◆ EXERCISE
Write out the whole listing word for word.

◆ RECORDS FOR THIS TASK
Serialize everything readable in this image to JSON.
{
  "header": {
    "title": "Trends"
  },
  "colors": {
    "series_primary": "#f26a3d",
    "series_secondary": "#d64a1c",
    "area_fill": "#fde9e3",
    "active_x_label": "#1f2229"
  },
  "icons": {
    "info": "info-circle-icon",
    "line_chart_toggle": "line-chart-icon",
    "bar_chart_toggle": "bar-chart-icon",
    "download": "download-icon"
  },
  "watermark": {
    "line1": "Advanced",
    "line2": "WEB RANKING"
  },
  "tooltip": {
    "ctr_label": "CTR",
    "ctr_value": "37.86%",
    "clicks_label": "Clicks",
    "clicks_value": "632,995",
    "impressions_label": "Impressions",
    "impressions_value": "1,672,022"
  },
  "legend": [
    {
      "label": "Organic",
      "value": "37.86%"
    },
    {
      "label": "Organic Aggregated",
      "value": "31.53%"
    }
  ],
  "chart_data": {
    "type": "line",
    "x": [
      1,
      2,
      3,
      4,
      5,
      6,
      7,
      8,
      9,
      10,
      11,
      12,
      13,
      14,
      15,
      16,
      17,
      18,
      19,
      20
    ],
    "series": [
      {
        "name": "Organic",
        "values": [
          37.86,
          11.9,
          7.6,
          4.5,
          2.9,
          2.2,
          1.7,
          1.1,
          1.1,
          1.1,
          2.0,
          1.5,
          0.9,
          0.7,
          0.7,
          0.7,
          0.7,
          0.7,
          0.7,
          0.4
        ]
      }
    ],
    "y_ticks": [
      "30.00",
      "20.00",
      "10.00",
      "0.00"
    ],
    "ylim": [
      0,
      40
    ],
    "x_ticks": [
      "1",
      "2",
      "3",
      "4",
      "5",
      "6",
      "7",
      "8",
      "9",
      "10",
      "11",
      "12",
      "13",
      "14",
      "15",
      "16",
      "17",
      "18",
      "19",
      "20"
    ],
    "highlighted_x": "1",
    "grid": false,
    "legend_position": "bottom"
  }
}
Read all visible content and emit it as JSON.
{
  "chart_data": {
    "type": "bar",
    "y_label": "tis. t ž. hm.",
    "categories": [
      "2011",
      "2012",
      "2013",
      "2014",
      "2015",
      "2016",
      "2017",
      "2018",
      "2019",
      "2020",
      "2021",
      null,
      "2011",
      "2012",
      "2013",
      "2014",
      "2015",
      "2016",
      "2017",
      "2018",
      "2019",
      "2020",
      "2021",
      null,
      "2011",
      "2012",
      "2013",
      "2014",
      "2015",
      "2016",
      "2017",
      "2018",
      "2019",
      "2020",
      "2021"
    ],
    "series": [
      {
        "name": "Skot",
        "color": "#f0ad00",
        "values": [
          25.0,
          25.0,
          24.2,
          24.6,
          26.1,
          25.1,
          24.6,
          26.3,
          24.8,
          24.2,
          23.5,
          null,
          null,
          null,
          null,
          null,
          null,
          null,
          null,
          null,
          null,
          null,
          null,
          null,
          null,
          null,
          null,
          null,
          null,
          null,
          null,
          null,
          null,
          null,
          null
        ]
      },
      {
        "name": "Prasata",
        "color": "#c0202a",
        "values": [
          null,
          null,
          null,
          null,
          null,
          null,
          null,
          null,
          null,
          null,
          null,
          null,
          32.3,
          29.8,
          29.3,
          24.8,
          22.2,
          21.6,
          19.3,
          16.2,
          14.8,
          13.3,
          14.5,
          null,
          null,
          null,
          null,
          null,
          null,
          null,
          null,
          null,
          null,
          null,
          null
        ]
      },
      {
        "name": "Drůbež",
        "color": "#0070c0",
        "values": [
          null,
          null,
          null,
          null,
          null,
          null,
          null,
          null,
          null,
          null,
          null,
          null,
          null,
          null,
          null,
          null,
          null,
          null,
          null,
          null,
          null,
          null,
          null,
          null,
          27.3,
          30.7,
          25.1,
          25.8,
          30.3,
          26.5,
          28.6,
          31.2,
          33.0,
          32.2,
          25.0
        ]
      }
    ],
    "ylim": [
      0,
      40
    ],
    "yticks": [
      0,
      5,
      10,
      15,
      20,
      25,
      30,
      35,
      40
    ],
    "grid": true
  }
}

◆ EXERCISE ANSWER
Serialize everything readable in this image to JSON.
{
  "header": {
    "title": "Trends"
  },
  "colors": {
    "series_primary": "#f26a3d",
    "series_secondary": "#d64a1c",
    "area_fill": "#fde9e3",
    "active_x_label": "#1f2229"
  },
  "icons": {
    "info": "info-circle-icon",
    "line_chart_toggle": "line-chart-icon",
    "bar_chart_toggle": "bar-chart-icon",
    "download": "download-icon"
  },
  "watermark": {
    "line1": "Advanced",
    "line2": "WEB RANKING"
  },
  "tooltip": {
    "ctr_label": "CTR",
    "ctr_value": "37.86%",
    "clicks_label": "Clicks",
    "clicks_value": "632,995",
    "impressions_label": "Impressions",
    "impressions_value": "1,672,022"
  },
  "legend": [
    {
      "label": "Organic",
      "value": "37.86%"
    },
    {
      "label": "Organic Aggregated",
      "value": "31.53%"
    }
  ],
  "chart_data": {
    "type": "line",
    "x": [
      1,
      2,
      3,
      4,
      5,
      6,
      7,
      8,
      9,
      10,
      11,
      12,
      13,
      14,
      15,
      16,
      17,
      18,
      19,
      20
    ],
    "series": [
      {
        "name": "Organic",
        "values": [
          37.86,
          11.9,
          7.6,
          4.5,
          2.9,
          2.2,
          1.7,
          1.1,
          1.1,
          1.1,
          2.0,
          1.5,
          0.9,
          0.7,
          0.7,
          0.7,
          0.7,
          0.7,
          0.7,
          0.4
        ]
      }
    ],
    "y_ticks": [
      "30.00",
      "20.00",
      "10.00",
      "0.00"
    ],
    "ylim": [
      0,
      40
    ],
    "x_ticks": [
      "1",
      "2",
      "3",
      "4",
      "5",
      "6",
      "7",
      "8",
      "9",
      "10",
      "11",
      "12",
      "13",
      "14",
      "15",
      "16",
      "17",
      "18",
      "19",
      "20"
    ],
    "highlighted_x": "1",
    "grid": false,
    "legend_position": "bottom"
  }
}
Read all visible content and emit it as JSON.
{
  "chart_data": {
    "type": "bar",
    "y_label": "tis. t ž. hm.",
    "categories": [
      "2011",
      "2012",
      "2013",
      "2014",
      "2015",
      "2016",
      "2017",
      "2018",
      "2019",
      "2020",
      "2021",
      null,
      "2011",
      "2012",
      "2013",
      "2014",
      "2015",
      "2016",
      "2017",
      "2018",
      "2019",
      "2020",
      "2021",
      null,
      "2011",
      "2012",
      "2013",
      "2014",
      "2015",
      "2016",
      "2017",
      "2018",
      "2019",
      "2020",
      "2021"
    ],
    "series": [
      {
        "name": "Skot",
        "color": "#f0ad00",
        "values": [
          25.0,
          25.0,
          24.2,
          24.6,
          26.1,
          25.1,
          24.6,
          26.3,
          24.8,
          24.2,
          23.5,
          null,
          null,
          null,
          null,
          null,
          null,
          null,
          null,
          null,
          null,
          null,
          null,
          null,
          null,
          null,
          null,
          null,
          null,
          null,
          null,
          null,
          null,
          null,
          null
        ]
      },
      {
        "name": "Prasata",
        "color": "#c0202a",
        "values": [
          null,
          null,
          null,
          null,
          null,
          null,
          null,
          null,
          null,
          null,
          null,
          null,
          32.3,
          29.8,
          29.3,
          24.8,
          22.2,
          21.6,
          19.3,
          16.2,
          14.8,
          13.3,
          14.5,
          null,
          null,
          null,
          null,
          null,
          null,
          null,
          null,
          null,
          null,
          null,
          null
        ]
      },
      {
        "name": "Drůbež",
        "color": "#0070c0",
        "values": [
          null,
          null,
          null,
          null,
          null,
          null,
          null,
          null,
          null,
          null,
          null,
          null,
          null,
          null,
          null,
          null,
          null,
          null,
          null,
          null,
          null,
          null,
          null,
          null,
          27.3,
          30.7,
          25.1,
          25.8,
          30.3,
          26.5,
          28.6,
          31.2,
          33.0,
          32.2,
          25.0
        ]
      }
    ],
    "ylim": [
      0,
      40
    ],
    "yticks": [
      0,
      5,
      10,
      15,
      20,
      25,
      30,
      35,
      40
    ],
    "grid": true
  }
}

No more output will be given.